» **STATED PROBLEM**
Copy all of the entries below character for character, omitting the pictures.

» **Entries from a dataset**

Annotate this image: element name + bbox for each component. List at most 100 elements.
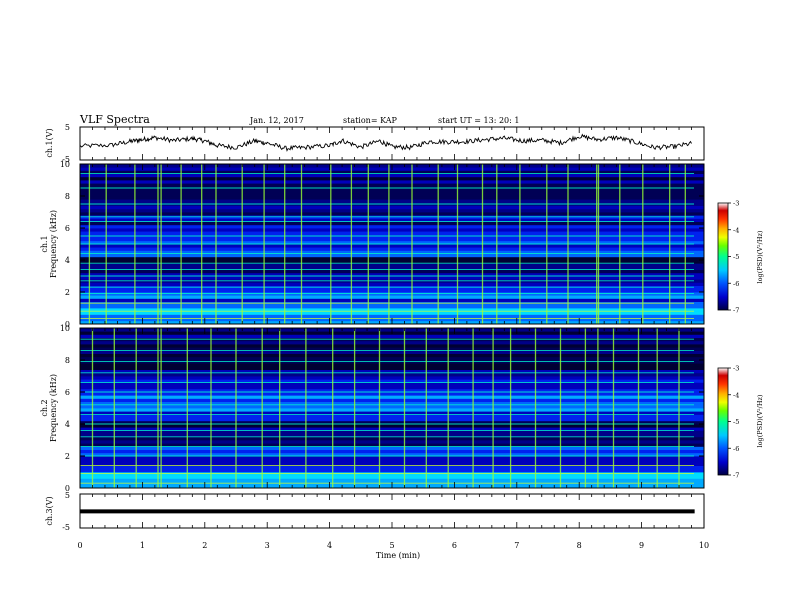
ch2-colorbar-tick-label: -5 — [733, 418, 739, 426]
ch3-waveform-ytick-bottom: -5 — [62, 523, 70, 532]
x-axis-label: Time (min) — [376, 551, 420, 560]
ch1-spectrogram-band — [80, 224, 704, 229]
ch1-colorbar-label: log(PSD)(V²/Hz) — [756, 230, 764, 283]
x-tick-label: 3 — [265, 541, 270, 550]
ch2-colorbar-tick-label: -4 — [733, 391, 739, 399]
ch2-spectrogram-panel: ch.2 Frequency (kHz) 0 2 4 6 8 10 — [40, 324, 705, 493]
ch1-spectrogram-band — [80, 180, 704, 184]
ch1-spectrogram-band — [80, 218, 704, 222]
ch1-spectrogram-band — [80, 205, 704, 210]
ch1-spectrogram-band — [80, 295, 704, 299]
ch1-spectrogram-ylabel: Frequency (kHz) — [49, 210, 58, 278]
ch2-spectrogram-band — [80, 462, 704, 466]
ch1-colorbar-tick-label: -6 — [733, 280, 739, 288]
ch1-spectrogram-ytick-label: 2 — [65, 288, 70, 297]
x-tick-label: 7 — [514, 541, 519, 550]
ch1-spectrogram-band — [80, 173, 704, 178]
ch2-spectrogram-ytick-label: 2 — [65, 452, 70, 461]
x-tick-label: 4 — [327, 541, 332, 550]
ch1-colorbar-scale — [717, 202, 729, 311]
ch1-waveform-ylabel: ch.1(V) — [45, 128, 54, 157]
ch1-spectrogram-band — [80, 196, 704, 200]
ch1-spectrogram-band — [80, 192, 704, 197]
ch2-spectrogram-band — [80, 404, 704, 409]
ch2-spectrogram-band — [80, 385, 704, 390]
ch2-spectrogram-band — [80, 427, 704, 431]
ch1-spectrogram-band — [80, 237, 704, 242]
ch3-waveform-panel: ch.3(V) 5 -5 — [45, 491, 705, 532]
ch1-spectrogram-band — [80, 314, 704, 318]
ch2-colorbar-tick-label: -3 — [733, 365, 739, 373]
ch1-spectrogram-ytick-label: 10 — [60, 160, 70, 169]
ch1-spectrogram-ytick-label: 4 — [65, 256, 70, 265]
ch1-spectrogram-band — [80, 311, 704, 315]
ch2-spectrogram-band — [80, 401, 704, 406]
ch2-spectrogram-band — [80, 411, 704, 415]
ch1-spectrogram-band — [80, 308, 704, 312]
ch2-spectrogram-band — [80, 459, 704, 463]
ch1-spectrogram-band — [80, 282, 704, 286]
ch1-colorbar-tick-label: -3 — [733, 200, 739, 208]
ch2-spectrogram-ytick-label: 10 — [60, 324, 70, 333]
ch1-spectrogram-image — [80, 164, 704, 325]
ch1-spectrogram-ytick-label: 6 — [65, 224, 70, 233]
x-tick-label: 5 — [389, 541, 394, 550]
x-axis: 0 1 2 3 4 5 6 7 8 9 10 — [77, 127, 709, 550]
ch1-spectrogram-band — [80, 266, 704, 270]
ch1-spectrogram-band — [80, 221, 704, 226]
ch1-spectrogram-band — [80, 199, 704, 203]
figure-title: VLF Spectra — [79, 113, 150, 126]
x-tick-label: 2 — [202, 541, 207, 550]
ch2-spectrogram-band — [80, 363, 704, 367]
ch2-spectrogram-band — [80, 452, 704, 457]
ch1-spectrogram-band — [80, 256, 704, 261]
ch2-spectrogram-band — [80, 433, 704, 438]
ch2-spectrogram-band — [80, 347, 704, 351]
ch2-spectrogram-band — [80, 392, 704, 396]
ch2-spectrogram-band — [80, 436, 704, 441]
ch2-colorbar: -3 -4 -5 -6 -7 log(PSD)(V²/Hz) — [717, 365, 764, 480]
ch1-spectrogram-band — [80, 276, 704, 280]
ch2-spectrogram-band — [80, 395, 704, 399]
ch1-colorbar: -3 -4 -5 -6 -7 log(PSD)(V²/Hz) — [717, 200, 764, 315]
ch2-spectrogram-band — [80, 456, 704, 460]
ch2-spectrogram-image — [80, 328, 704, 489]
x-tick-label: 1 — [140, 541, 145, 550]
ch2-spectrogram-band — [80, 372, 704, 377]
ch2-spectrogram-band — [80, 430, 704, 434]
ch3-waveform-ytick-top: 5 — [65, 491, 70, 500]
ch1-spectrogram-band — [80, 288, 704, 293]
ch1-spectrogram-band — [80, 212, 704, 216]
ch2-spectrogram-band — [80, 414, 704, 418]
ch2-spectrogram-band — [80, 379, 704, 383]
ch2-spectrogram-band — [80, 366, 704, 370]
ch1-spectrogram-channel-label: ch.1 — [40, 235, 49, 252]
ch1-spectrogram-band — [80, 272, 704, 277]
ch1-spectrogram-band — [80, 240, 704, 245]
ch1-waveform-ytick-bottom: -5 — [62, 155, 70, 164]
x-tick-label: 6 — [452, 541, 457, 550]
ch1-spectrogram-band — [80, 253, 704, 258]
ch1-spectrogram-band — [80, 263, 704, 267]
ch1-spectrogram-band — [80, 176, 704, 181]
ch2-spectrogram-ylabel: Frequency (kHz) — [49, 374, 58, 442]
ch2-spectrogram-band — [80, 388, 704, 393]
start-time-label: start UT = 13: 20: 1 — [438, 116, 519, 125]
x-tick-label: 9 — [639, 541, 644, 550]
x-tick-label: 8 — [577, 541, 582, 550]
ch2-spectrogram-band — [80, 340, 704, 345]
ch1-spectrogram-band — [80, 250, 704, 254]
ch2-spectrogram-band — [80, 475, 704, 479]
ch2-spectrogram-band — [80, 398, 704, 402]
ch1-spectrogram-ytick-label: 8 — [65, 192, 70, 201]
ch2-spectrogram-band — [80, 334, 704, 338]
ch1-spectrogram-band — [80, 183, 704, 187]
x-tick-label: 10 — [699, 541, 709, 550]
ch1-spectrogram-band — [80, 189, 704, 194]
ch3-waveform-ylabel: ch.3(V) — [45, 496, 54, 525]
ch2-spectrogram-band — [80, 449, 704, 454]
date-label: Jan. 12, 2017 — [249, 116, 304, 125]
ch2-spectrogram-band — [80, 468, 704, 473]
ch1-waveform-ytick-top: 5 — [65, 123, 70, 132]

» **CORRECT RESPONSE**
Annotate this image: element name + bbox for each component. List at most 100 elements.
ch2-colorbar-tick-label: -5 — [733, 418, 739, 426]
ch3-waveform-ytick-bottom: -5 — [62, 523, 70, 532]
x-axis-label: Time (min) — [376, 551, 420, 560]
ch1-spectrogram-band — [80, 224, 704, 229]
ch1-colorbar-label: log(PSD)(V²/Hz) — [756, 230, 764, 283]
x-tick-label: 3 — [265, 541, 270, 550]
ch2-colorbar-tick-label: -4 — [733, 391, 739, 399]
ch2-spectrogram-panel: ch.2 Frequency (kHz) 0 2 4 6 8 10 — [40, 324, 705, 493]
ch1-spectrogram-band — [80, 180, 704, 184]
ch1-spectrogram-band — [80, 218, 704, 222]
ch1-spectrogram-band — [80, 205, 704, 210]
ch1-spectrogram-band — [80, 295, 704, 299]
ch1-spectrogram-ylabel: Frequency (kHz) — [49, 210, 58, 278]
ch2-spectrogram-band — [80, 462, 704, 466]
ch1-colorbar-tick-label: -6 — [733, 280, 739, 288]
ch1-spectrogram-ytick-label: 2 — [65, 288, 70, 297]
x-tick-label: 7 — [514, 541, 519, 550]
ch1-spectrogram-band — [80, 173, 704, 178]
ch2-spectrogram-ytick-label: 2 — [65, 452, 70, 461]
x-tick-label: 4 — [327, 541, 332, 550]
ch1-colorbar-scale — [717, 202, 729, 311]
ch1-waveform-ylabel: ch.1(V) — [45, 128, 54, 157]
ch1-spectrogram-band — [80, 196, 704, 200]
ch1-spectrogram-band — [80, 192, 704, 197]
ch2-spectrogram-band — [80, 404, 704, 409]
ch2-spectrogram-band — [80, 385, 704, 390]
ch2-spectrogram-band — [80, 427, 704, 431]
ch1-spectrogram-band — [80, 237, 704, 242]
ch3-waveform-panel: ch.3(V) 5 -5 — [45, 491, 705, 532]
ch1-spectrogram-band — [80, 314, 704, 318]
ch2-colorbar-tick-label: -3 — [733, 365, 739, 373]
ch1-spectrogram-ytick-label: 10 — [60, 160, 70, 169]
ch1-spectrogram-ytick-label: 4 — [65, 256, 70, 265]
ch1-spectrogram-band — [80, 311, 704, 315]
ch2-spectrogram-band — [80, 401, 704, 406]
ch2-spectrogram-band — [80, 411, 704, 415]
ch1-spectrogram-band — [80, 308, 704, 312]
ch2-spectrogram-band — [80, 459, 704, 463]
ch1-spectrogram-band — [80, 282, 704, 286]
ch1-colorbar-tick-label: -3 — [733, 200, 739, 208]
ch2-spectrogram-ytick-label: 10 — [60, 324, 70, 333]
ch1-spectrogram-image — [80, 164, 704, 325]
ch1-spectrogram-ytick-label: 6 — [65, 224, 70, 233]
x-tick-label: 5 — [389, 541, 394, 550]
x-axis: 0 1 2 3 4 5 6 7 8 9 10 — [77, 127, 709, 550]
ch1-spectrogram-band — [80, 266, 704, 270]
ch1-spectrogram-band — [80, 221, 704, 226]
ch1-spectrogram-band — [80, 199, 704, 203]
figure-title: VLF Spectra — [79, 113, 150, 126]
x-tick-label: 2 — [202, 541, 207, 550]
ch2-spectrogram-band — [80, 363, 704, 367]
ch2-spectrogram-band — [80, 452, 704, 457]
ch1-spectrogram-band — [80, 256, 704, 261]
ch2-spectrogram-band — [80, 433, 704, 438]
ch2-spectrogram-band — [80, 347, 704, 351]
ch2-spectrogram-band — [80, 392, 704, 396]
ch2-spectrogram-band — [80, 436, 704, 441]
ch2-colorbar: -3 -4 -5 -6 -7 log(PSD)(V²/Hz) — [717, 365, 764, 480]
ch1-spectrogram-band — [80, 276, 704, 280]
ch2-spectrogram-band — [80, 395, 704, 399]
ch1-colorbar: -3 -4 -5 -6 -7 log(PSD)(V²/Hz) — [717, 200, 764, 315]
ch2-spectrogram-band — [80, 456, 704, 460]
ch2-spectrogram-image — [80, 328, 704, 489]
x-tick-label: 1 — [140, 541, 145, 550]
ch2-spectrogram-band — [80, 372, 704, 377]
ch2-spectrogram-band — [80, 430, 704, 434]
ch3-waveform-ytick-top: 5 — [65, 491, 70, 500]
ch1-spectrogram-band — [80, 288, 704, 293]
ch1-spectrogram-band — [80, 212, 704, 216]
ch2-spectrogram-band — [80, 414, 704, 418]
ch2-spectrogram-band — [80, 379, 704, 383]
ch2-spectrogram-band — [80, 366, 704, 370]
ch1-spectrogram-channel-label: ch.1 — [40, 235, 49, 252]
ch1-spectrogram-band — [80, 272, 704, 277]
ch1-spectrogram-band — [80, 240, 704, 245]
ch1-waveform-ytick-bottom: -5 — [62, 155, 70, 164]
x-tick-label: 6 — [452, 541, 457, 550]
ch1-spectrogram-band — [80, 253, 704, 258]
ch1-spectrogram-band — [80, 263, 704, 267]
ch1-spectrogram-band — [80, 176, 704, 181]
ch2-spectrogram-ylabel: Frequency (kHz) — [49, 374, 58, 442]
ch2-spectrogram-band — [80, 388, 704, 393]
start-time-label: start UT = 13: 20: 1 — [438, 116, 519, 125]
x-tick-label: 9 — [639, 541, 644, 550]
x-tick-label: 8 — [577, 541, 582, 550]
ch2-spectrogram-band — [80, 340, 704, 345]
ch1-spectrogram-band — [80, 250, 704, 254]
ch2-spectrogram-band — [80, 475, 704, 479]
ch2-spectrogram-band — [80, 398, 704, 402]
ch1-spectrogram-ytick-label: 8 — [65, 192, 70, 201]
ch2-spectrogram-band — [80, 334, 704, 338]
ch1-spectrogram-band — [80, 183, 704, 187]
x-tick-label: 10 — [699, 541, 709, 550]
ch1-spectrogram-band — [80, 189, 704, 194]
ch3-waveform-ylabel: ch.3(V) — [45, 496, 54, 525]
ch2-spectrogram-band — [80, 449, 704, 454]
date-label: Jan. 12, 2017 — [249, 116, 304, 125]
ch2-spectrogram-band — [80, 468, 704, 473]
ch1-waveform-ytick-top: 5 — [65, 123, 70, 132]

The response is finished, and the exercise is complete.